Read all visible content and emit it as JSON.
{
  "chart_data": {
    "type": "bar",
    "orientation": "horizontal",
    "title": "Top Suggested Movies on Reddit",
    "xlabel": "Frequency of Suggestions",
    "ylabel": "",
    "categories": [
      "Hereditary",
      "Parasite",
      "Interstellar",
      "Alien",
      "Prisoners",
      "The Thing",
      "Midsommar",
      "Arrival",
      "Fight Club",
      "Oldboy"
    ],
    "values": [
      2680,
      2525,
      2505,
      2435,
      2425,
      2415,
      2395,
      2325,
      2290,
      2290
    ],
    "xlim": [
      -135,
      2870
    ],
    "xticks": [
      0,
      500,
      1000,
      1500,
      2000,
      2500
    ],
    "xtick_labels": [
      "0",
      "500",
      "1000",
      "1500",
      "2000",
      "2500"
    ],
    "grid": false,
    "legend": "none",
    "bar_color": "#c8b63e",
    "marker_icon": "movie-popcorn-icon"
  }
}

===============

Copy every line verbatim.

Read all visible content and emit it as JSON.
{
  "chart_data": {
    "type": "bar",
    "orientation": "horizontal",
    "title": "Top Suggested Movies on Reddit",
    "xlabel": "Frequency of Suggestions",
    "ylabel": "",
    "categories": [
      "Hereditary",
      "Parasite",
      "Interstellar",
      "Alien",
      "Prisoners",
      "The Thing",
      "Midsommar",
      "Arrival",
      "Fight Club",
      "Oldboy"
    ],
    "values": [
      2680,
      2525,
      2505,
      2435,
      2425,
      2415,
      2395,
      2325,
      2290,
      2290
    ],
    "xlim": [
      -135,
      2870
    ],
    "xticks": [
      0,
      500,
      1000,
      1500,
      2000,
      2500
    ],
    "xtick_labels": [
      "0",
      "500",
      "1000",
      "1500",
      "2000",
      "2500"
    ],
    "grid": false,
    "legend": "none",
    "bar_color": "#c8b63e",
    "marker_icon": "movie-popcorn-icon"
  }
}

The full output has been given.